Reproduce all of the material exactly as shown.

(Part of a data file)
++++++++

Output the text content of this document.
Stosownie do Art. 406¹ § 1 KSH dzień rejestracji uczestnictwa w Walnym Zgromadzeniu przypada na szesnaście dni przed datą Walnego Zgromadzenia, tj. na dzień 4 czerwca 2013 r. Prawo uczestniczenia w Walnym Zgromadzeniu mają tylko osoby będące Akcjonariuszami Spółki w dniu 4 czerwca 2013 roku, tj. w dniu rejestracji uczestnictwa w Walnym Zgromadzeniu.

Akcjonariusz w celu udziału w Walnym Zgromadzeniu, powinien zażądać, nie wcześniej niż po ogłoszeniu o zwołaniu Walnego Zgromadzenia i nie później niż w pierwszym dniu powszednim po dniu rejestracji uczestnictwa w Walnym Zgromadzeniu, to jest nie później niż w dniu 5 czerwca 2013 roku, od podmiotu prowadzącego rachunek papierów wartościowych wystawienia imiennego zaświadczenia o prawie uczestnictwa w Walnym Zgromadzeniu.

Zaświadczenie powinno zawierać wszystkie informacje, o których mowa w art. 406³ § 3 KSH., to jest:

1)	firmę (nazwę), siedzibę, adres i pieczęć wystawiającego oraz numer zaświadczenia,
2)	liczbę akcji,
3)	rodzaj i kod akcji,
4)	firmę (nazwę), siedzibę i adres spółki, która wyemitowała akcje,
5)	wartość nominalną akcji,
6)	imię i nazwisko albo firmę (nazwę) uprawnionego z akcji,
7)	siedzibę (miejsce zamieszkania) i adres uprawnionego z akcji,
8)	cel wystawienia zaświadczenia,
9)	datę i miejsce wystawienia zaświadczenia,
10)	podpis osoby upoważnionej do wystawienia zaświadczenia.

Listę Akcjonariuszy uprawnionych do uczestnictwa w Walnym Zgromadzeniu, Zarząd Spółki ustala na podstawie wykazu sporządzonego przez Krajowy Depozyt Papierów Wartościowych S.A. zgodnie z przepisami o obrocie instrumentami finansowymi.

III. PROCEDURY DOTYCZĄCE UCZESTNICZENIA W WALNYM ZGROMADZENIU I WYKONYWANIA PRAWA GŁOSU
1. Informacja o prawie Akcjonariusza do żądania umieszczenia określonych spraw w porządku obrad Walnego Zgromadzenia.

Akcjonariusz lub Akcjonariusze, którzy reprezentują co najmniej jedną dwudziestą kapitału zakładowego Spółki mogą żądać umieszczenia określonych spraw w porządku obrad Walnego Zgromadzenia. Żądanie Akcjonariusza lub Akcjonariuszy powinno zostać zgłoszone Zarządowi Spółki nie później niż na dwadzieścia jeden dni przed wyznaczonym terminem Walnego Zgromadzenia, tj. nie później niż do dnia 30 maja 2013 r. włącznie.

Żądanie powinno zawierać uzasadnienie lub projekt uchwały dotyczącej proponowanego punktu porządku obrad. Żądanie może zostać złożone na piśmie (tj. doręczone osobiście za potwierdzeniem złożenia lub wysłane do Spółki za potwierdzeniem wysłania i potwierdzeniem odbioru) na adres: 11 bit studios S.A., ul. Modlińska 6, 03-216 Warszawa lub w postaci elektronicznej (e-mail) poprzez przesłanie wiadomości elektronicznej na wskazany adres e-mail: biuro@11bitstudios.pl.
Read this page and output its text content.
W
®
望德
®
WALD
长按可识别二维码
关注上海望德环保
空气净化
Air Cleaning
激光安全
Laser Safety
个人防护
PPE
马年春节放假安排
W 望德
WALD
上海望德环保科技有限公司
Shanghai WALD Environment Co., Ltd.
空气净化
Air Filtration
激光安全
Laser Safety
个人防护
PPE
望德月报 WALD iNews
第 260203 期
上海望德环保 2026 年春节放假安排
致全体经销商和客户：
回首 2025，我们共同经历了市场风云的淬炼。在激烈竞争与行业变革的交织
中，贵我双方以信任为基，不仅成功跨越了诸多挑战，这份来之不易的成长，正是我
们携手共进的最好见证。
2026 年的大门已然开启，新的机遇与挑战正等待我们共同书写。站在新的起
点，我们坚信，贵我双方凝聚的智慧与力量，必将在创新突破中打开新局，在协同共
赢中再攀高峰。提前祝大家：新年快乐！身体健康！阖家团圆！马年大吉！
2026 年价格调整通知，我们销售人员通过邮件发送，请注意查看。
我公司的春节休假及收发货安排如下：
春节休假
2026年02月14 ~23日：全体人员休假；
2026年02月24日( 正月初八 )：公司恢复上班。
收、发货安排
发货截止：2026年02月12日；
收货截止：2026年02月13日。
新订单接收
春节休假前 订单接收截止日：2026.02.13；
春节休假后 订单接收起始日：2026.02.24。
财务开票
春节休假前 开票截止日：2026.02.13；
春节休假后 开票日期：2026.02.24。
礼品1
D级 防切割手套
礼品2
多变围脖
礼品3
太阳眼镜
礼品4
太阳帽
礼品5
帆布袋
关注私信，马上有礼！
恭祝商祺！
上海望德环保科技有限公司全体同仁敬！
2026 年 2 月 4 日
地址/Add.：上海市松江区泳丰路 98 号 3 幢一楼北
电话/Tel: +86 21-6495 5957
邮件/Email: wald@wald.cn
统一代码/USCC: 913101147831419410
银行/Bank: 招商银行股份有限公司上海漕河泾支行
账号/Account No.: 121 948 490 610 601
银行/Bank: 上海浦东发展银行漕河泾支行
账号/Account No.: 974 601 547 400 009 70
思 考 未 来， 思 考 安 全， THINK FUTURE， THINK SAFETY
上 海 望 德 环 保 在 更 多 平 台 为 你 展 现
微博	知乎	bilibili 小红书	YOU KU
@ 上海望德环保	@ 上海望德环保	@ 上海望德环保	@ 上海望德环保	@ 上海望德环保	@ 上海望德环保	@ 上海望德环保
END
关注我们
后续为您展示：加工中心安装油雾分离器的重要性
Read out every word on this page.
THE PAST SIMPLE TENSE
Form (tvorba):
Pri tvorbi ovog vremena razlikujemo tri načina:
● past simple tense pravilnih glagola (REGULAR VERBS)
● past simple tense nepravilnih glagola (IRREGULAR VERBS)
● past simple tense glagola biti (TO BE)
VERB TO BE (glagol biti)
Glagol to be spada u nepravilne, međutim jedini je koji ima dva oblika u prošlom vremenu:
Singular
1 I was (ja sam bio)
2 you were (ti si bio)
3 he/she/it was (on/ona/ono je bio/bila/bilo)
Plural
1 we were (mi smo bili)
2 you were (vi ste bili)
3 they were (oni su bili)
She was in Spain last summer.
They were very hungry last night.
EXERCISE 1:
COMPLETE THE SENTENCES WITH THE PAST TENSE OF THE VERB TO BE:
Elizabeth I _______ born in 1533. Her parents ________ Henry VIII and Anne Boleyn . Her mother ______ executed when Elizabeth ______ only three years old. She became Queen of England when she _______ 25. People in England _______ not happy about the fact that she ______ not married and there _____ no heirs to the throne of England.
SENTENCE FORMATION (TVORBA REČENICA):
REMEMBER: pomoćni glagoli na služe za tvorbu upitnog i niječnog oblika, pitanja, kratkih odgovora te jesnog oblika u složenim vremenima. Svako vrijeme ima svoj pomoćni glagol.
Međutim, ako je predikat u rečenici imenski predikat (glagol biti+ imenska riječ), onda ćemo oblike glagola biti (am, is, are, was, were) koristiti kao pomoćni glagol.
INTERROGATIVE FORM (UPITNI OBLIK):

++++++++

## Answer to this task
Output the text content of this document.
Stosownie do Art. 406¹ § 1 KSH dzień rejestracji uczestnictwa w Walnym Zgromadzeniu przypada na szesnaście dni przed datą Walnego Zgromadzenia, tj. na dzień 4 czerwca 2013 r. Prawo uczestniczenia w Walnym Zgromadzeniu mają tylko osoby będące Akcjonariuszami Spółki w dniu 4 czerwca 2013 roku, tj. w dniu rejestracji uczestnictwa w Walnym Zgromadzeniu.

Akcjonariusz w celu udziału w Walnym Zgromadzeniu, powinien zażądać, nie wcześniej niż po ogłoszeniu o zwołaniu Walnego Zgromadzenia i nie później niż w pierwszym dniu powszednim po dniu rejestracji uczestnictwa w Walnym Zgromadzeniu, to jest nie później niż w dniu 5 czerwca 2013 roku, od podmiotu prowadzącego rachunek papierów wartościowych wystawienia imiennego zaświadczenia o prawie uczestnictwa w Walnym Zgromadzeniu.

Zaświadczenie powinno zawierać wszystkie informacje, o których mowa w art. 406³ § 3 KSH., to jest:

1)	firmę (nazwę), siedzibę, adres i pieczęć wystawiającego oraz numer zaświadczenia,
2)	liczbę akcji,
3)	rodzaj i kod akcji,
4)	firmę (nazwę), siedzibę i adres spółki, która wyemitowała akcje,
5)	wartość nominalną akcji,
6)	imię i nazwisko albo firmę (nazwę) uprawnionego z akcji,
7)	siedzibę (miejsce zamieszkania) i adres uprawnionego z akcji,
8)	cel wystawienia zaświadczenia,
9)	datę i miejsce wystawienia zaświadczenia,
10)	podpis osoby upoważnionej do wystawienia zaświadczenia.

Listę Akcjonariuszy uprawnionych do uczestnictwa w Walnym Zgromadzeniu, Zarząd Spółki ustala na podstawie wykazu sporządzonego przez Krajowy Depozyt Papierów Wartościowych S.A. zgodnie z przepisami o obrocie instrumentami finansowymi.

III. PROCEDURY DOTYCZĄCE UCZESTNICZENIA W WALNYM ZGROMADZENIU I WYKONYWANIA PRAWA GŁOSU
1. Informacja o prawie Akcjonariusza do żądania umieszczenia określonych spraw w porządku obrad Walnego Zgromadzenia.

Akcjonariusz lub Akcjonariusze, którzy reprezentują co najmniej jedną dwudziestą kapitału zakładowego Spółki mogą żądać umieszczenia określonych spraw w porządku obrad Walnego Zgromadzenia. Żądanie Akcjonariusza lub Akcjonariuszy powinno zostać zgłoszone Zarządowi Spółki nie później niż na dwadzieścia jeden dni przed wyznaczonym terminem Walnego Zgromadzenia, tj. nie później niż do dnia 30 maja 2013 r. włącznie.

Żądanie powinno zawierać uzasadnienie lub projekt uchwały dotyczącej proponowanego punktu porządku obrad. Żądanie może zostać złożone na piśmie (tj. doręczone osobiście za potwierdzeniem złożenia lub wysłane do Spółki za potwierdzeniem wysłania i potwierdzeniem odbioru) na adres: 11 bit studios S.A., ul. Modlińska 6, 03-216 Warszawa lub w postaci elektronicznej (e-mail) poprzez przesłanie wiadomości elektronicznej na wskazany adres e-mail: biuro@11bitstudios.pl.
Read this page and output its text content.
W
®
望德
®
WALD
长按可识别二维码
关注上海望德环保
空气净化
Air Cleaning
激光安全
Laser Safety
个人防护
PPE
马年春节放假安排
W 望德
WALD
上海望德环保科技有限公司
Shanghai WALD Environment Co., Ltd.
空气净化
Air Filtration
激光安全
Laser Safety
个人防护
PPE
望德月报 WALD iNews
第 260203 期
上海望德环保 2026 年春节放假安排
致全体经销商和客户：
回首 2025，我们共同经历了市场风云的淬炼。在激烈竞争与行业变革的交织
中，贵我双方以信任为基，不仅成功跨越了诸多挑战，这份来之不易的成长，正是我
们携手共进的最好见证。
2026 年的大门已然开启，新的机遇与挑战正等待我们共同书写。站在新的起
点，我们坚信，贵我双方凝聚的智慧与力量，必将在创新突破中打开新局，在协同共
赢中再攀高峰。提前祝大家：新年快乐！身体健康！阖家团圆！马年大吉！
2026 年价格调整通知，我们销售人员通过邮件发送，请注意查看。
我公司的春节休假及收发货安排如下：
春节休假
2026年02月14 ~23日：全体人员休假；
2026年02月24日( 正月初八 )：公司恢复上班。
收、发货安排
发货截止：2026年02月12日；
收货截止：2026年02月13日。
新订单接收
春节休假前 订单接收截止日：2026.02.13；
春节休假后 订单接收起始日：2026.02.24。
财务开票
春节休假前 开票截止日：2026.02.13；
春节休假后 开票日期：2026.02.24。
礼品1
D级 防切割手套
礼品2
多变围脖
礼品3
太阳眼镜
礼品4
太阳帽
礼品5
帆布袋
关注私信，马上有礼！
恭祝商祺！
上海望德环保科技有限公司全体同仁敬！
2026 年 2 月 4 日
地址/Add.：上海市松江区泳丰路 98 号 3 幢一楼北
电话/Tel: +86 21-6495 5957
邮件/Email: wald@wald.cn
统一代码/USCC: 913101147831419410
银行/Bank: 招商银行股份有限公司上海漕河泾支行
账号/Account No.: 121 948 490 610 601
银行/Bank: 上海浦东发展银行漕河泾支行
账号/Account No.: 974 601 547 400 009 70
思 考 未 来， 思 考 安 全， THINK FUTURE， THINK SAFETY
上 海 望 德 环 保 在 更 多 平 台 为 你 展 现
微博	知乎	bilibili 小红书	YOU KU
@ 上海望德环保	@ 上海望德环保	@ 上海望德环保	@ 上海望德环保	@ 上海望德环保	@ 上海望德环保	@ 上海望德环保
END
关注我们
后续为您展示：加工中心安装油雾分离器的重要性
Read out every word on this page.
THE PAST SIMPLE TENSE
Form (tvorba):
Pri tvorbi ovog vremena razlikujemo tri načina:
● past simple tense pravilnih glagola (REGULAR VERBS)
● past simple tense nepravilnih glagola (IRREGULAR VERBS)
● past simple tense glagola biti (TO BE)
VERB TO BE (glagol biti)
Glagol to be spada u nepravilne, međutim jedini je koji ima dva oblika u prošlom vremenu:
Singular
1 I was (ja sam bio)
2 you were (ti si bio)
3 he/she/it was (on/ona/ono je bio/bila/bilo)
Plural
1 we were (mi smo bili)
2 you were (vi ste bili)
3 they were (oni su bili)
She was in Spain last summer.
They were very hungry last night.
EXERCISE 1:
COMPLETE THE SENTENCES WITH THE PAST TENSE OF THE VERB TO BE:
Elizabeth I _______ born in 1533. Her parents ________ Henry VIII and Anne Boleyn . Her mother ______ executed when Elizabeth ______ only three years old. She became Queen of England when she _______ 25. People in England _______ not happy about the fact that she ______ not married and there _____ no heirs to the throne of England.
SENTENCE FORMATION (TVORBA REČENICA):
REMEMBER: pomoćni glagoli na služe za tvorbu upitnog i niječnog oblika, pitanja, kratkih odgovora te jesnog oblika u složenim vremenima. Svako vrijeme ima svoj pomoćni glagol.
Međutim, ako je predikat u rečenici imenski predikat (glagol biti+ imenska riječ), onda ćemo oblike glagola biti (am, is, are, was, were) koristiti kao pomoćni glagol.
INTERROGATIVE FORM (UPITNI OBLIK):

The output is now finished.